*Problem requirements*.
Write the data out again, character for character, with no images.

*Given data*.
┌────────

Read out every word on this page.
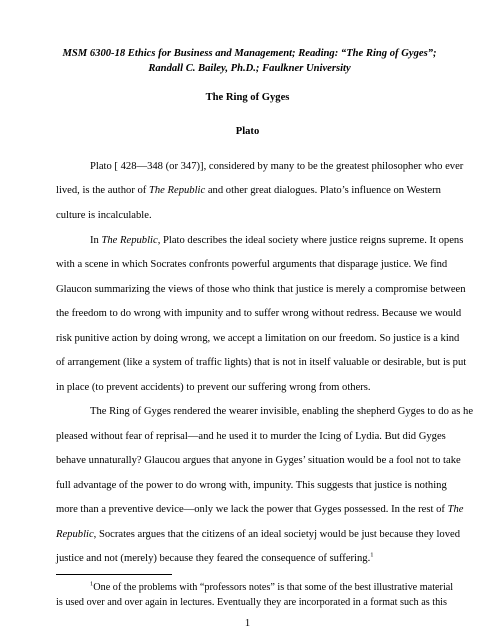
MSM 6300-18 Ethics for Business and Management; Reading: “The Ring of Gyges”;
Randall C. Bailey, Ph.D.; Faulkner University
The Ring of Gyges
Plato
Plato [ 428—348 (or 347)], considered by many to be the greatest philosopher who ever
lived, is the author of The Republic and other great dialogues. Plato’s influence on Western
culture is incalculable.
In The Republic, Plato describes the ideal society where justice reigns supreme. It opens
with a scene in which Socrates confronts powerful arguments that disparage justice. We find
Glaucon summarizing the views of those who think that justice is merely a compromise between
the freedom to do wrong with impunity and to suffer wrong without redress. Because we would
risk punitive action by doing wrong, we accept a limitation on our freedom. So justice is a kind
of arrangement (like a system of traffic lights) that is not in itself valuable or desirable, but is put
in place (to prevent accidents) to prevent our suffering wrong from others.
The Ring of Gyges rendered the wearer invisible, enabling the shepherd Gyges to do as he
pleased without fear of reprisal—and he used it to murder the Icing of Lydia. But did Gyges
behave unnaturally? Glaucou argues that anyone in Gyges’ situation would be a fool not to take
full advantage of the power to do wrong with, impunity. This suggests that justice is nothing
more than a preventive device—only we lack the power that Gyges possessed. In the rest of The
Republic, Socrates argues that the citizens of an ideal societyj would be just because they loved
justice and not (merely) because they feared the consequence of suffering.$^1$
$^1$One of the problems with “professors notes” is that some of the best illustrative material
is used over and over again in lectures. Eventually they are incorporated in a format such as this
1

└────────

*Right answer*.
Read out every word on this page.
MSM 6300-18 Ethics for Business and Management; Reading: “The Ring of Gyges”;
Randall C. Bailey, Ph.D.; Faulkner University
The Ring of Gyges
Plato
Plato [ 428—348 (or 347)], considered by many to be the greatest philosopher who ever
lived, is the author of The Republic and other great dialogues. Plato’s influence on Western
culture is incalculable.
In The Republic, Plato describes the ideal society where justice reigns supreme. It opens
with a scene in which Socrates confronts powerful arguments that disparage justice. We find
Glaucon summarizing the views of those who think that justice is merely a compromise between
the freedom to do wrong with impunity and to suffer wrong without redress. Because we would
risk punitive action by doing wrong, we accept a limitation on our freedom. So justice is a kind
of arrangement (like a system of traffic lights) that is not in itself valuable or desirable, but is put
in place (to prevent accidents) to prevent our suffering wrong from others.
The Ring of Gyges rendered the wearer invisible, enabling the shepherd Gyges to do as he
pleased without fear of reprisal—and he used it to murder the Icing of Lydia. But did Gyges
behave unnaturally? Glaucou argues that anyone in Gyges’ situation would be a fool not to take
full advantage of the power to do wrong with, impunity. This suggests that justice is nothing
more than a preventive device—only we lack the power that Gyges possessed. In the rest of The
Republic, Socrates argues that the citizens of an ideal societyj would be just because they loved
justice and not (merely) because they feared the consequence of suffering.$^1$
$^1$One of the problems with “professors notes” is that some of the best illustrative material
is used over and over again in lectures. Eventually they are incorporated in a format such as this
1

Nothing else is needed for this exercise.